**Materials provided:**
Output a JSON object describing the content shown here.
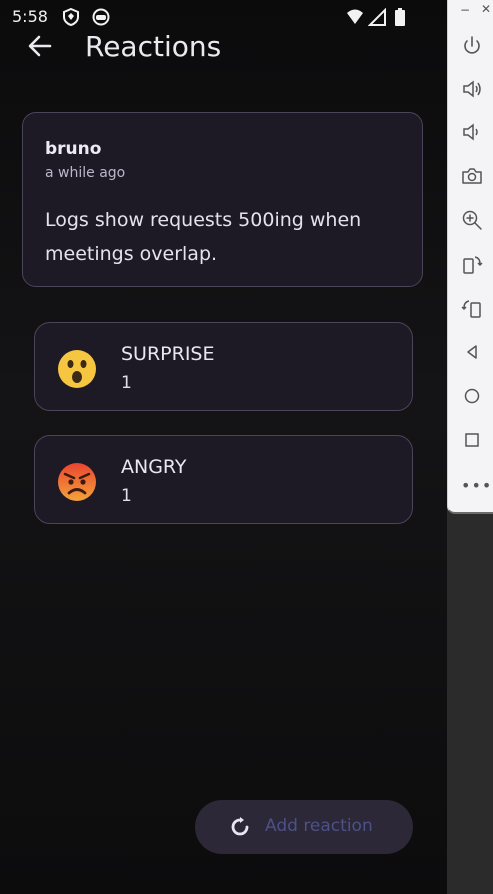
{
  "status_bar": {
    "time": "5:58"
  },
  "app_bar": {
    "title": "Reactions"
  },
  "post": {
    "author": "bruno",
    "time": "a while ago",
    "body": "Logs show requests 500ing when meetings overlap."
  },
  "reactions": [
    {
      "name": "SURPRISE",
      "count": "1",
      "emoji": "astonished-face-icon"
    },
    {
      "name": "ANGRY",
      "count": "1",
      "emoji": "angry-face-icon"
    }
  ],
  "fab": {
    "label": "Add reaction",
    "icon": "refresh-icon"
  },
  "emulator_panel": {
    "buttons": [
      "power-icon",
      "volume-up-icon",
      "volume-down-icon",
      "camera-icon",
      "zoom-icon",
      "rotate-left-icon",
      "rotate-right-icon",
      "back-icon",
      "home-icon",
      "overview-icon"
    ],
    "more": "•••"
  },
  "colors": {
    "accent": "#4c5187",
    "card": "#1d1a26",
    "border": "#4a4558"
  }
}
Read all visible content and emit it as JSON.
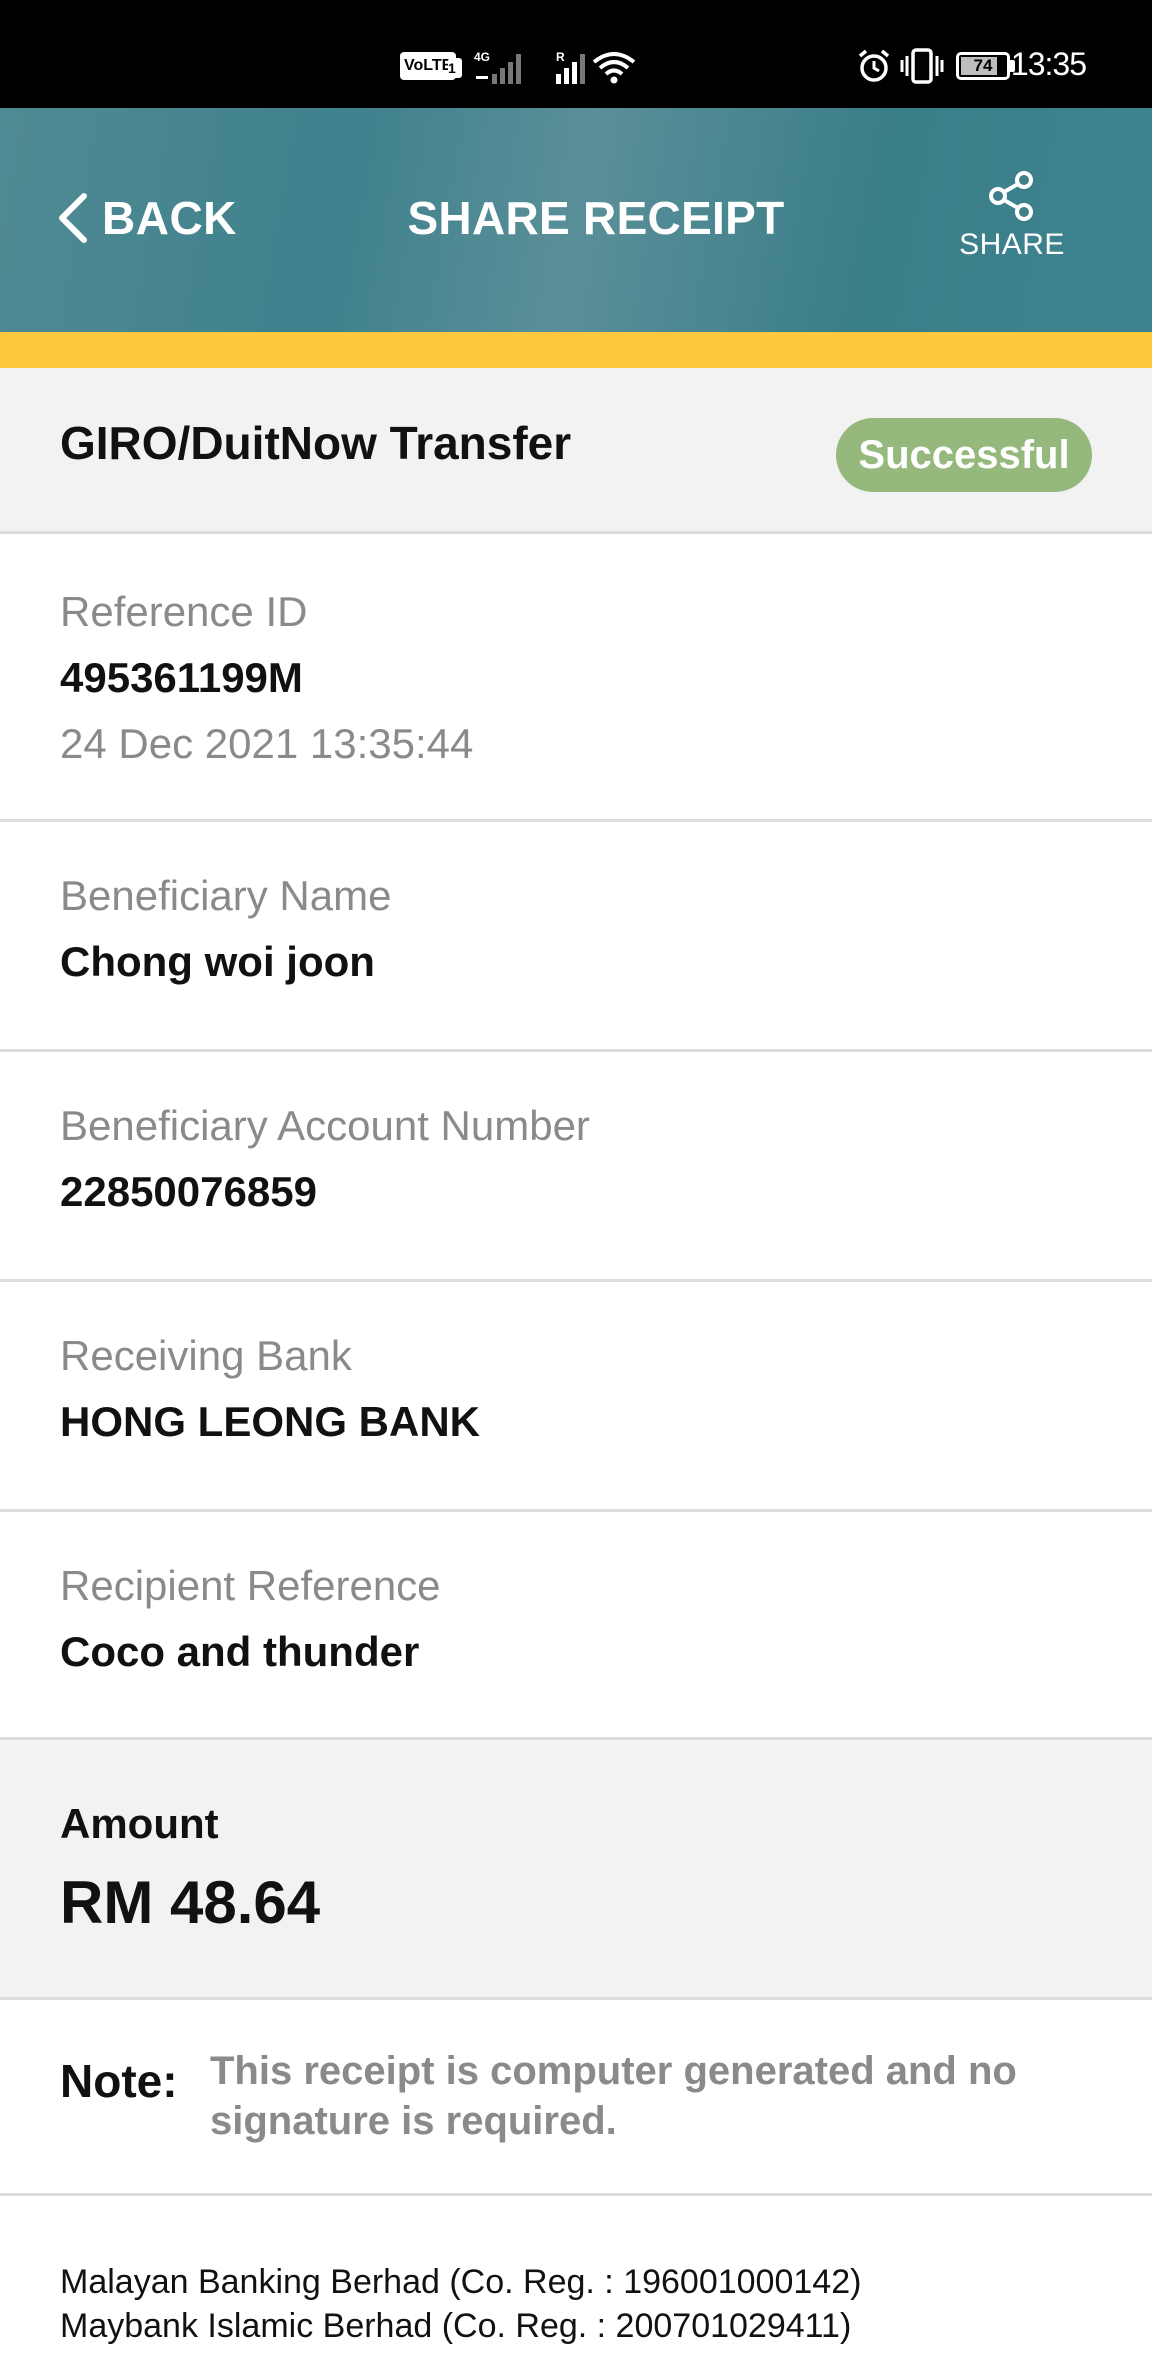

**Exercise task:**
Copy the records above exactly, omitting every picture.

**Exercise result:**
Output a JSON object describing the content shown here.
{
  "status_bar": {
    "time": "5:58"
  },
  "app_bar": {
    "title": "Reactions"
  },
  "post": {
    "author": "bruno",
    "time": "a while ago",
    "body": "Logs show requests 500ing when meetings overlap."
  },
  "reactions": [
    {
      "name": "SURPRISE",
      "count": "1",
      "emoji": "astonished-face-icon"
    },
    {
      "name": "ANGRY",
      "count": "1",
      "emoji": "angry-face-icon"
    }
  ],
  "fab": {
    "label": "Add reaction",
    "icon": "refresh-icon"
  },
  "emulator_panel": {
    "buttons": [
      "power-icon",
      "volume-up-icon",
      "volume-down-icon",
      "camera-icon",
      "zoom-icon",
      "rotate-left-icon",
      "rotate-right-icon",
      "back-icon",
      "home-icon",
      "overview-icon"
    ],
    "more": "•••"
  },
  "colors": {
    "accent": "#4c5187",
    "card": "#1d1a26",
    "border": "#4a4558"
  }
}
Read all visible content and emit it as JSON.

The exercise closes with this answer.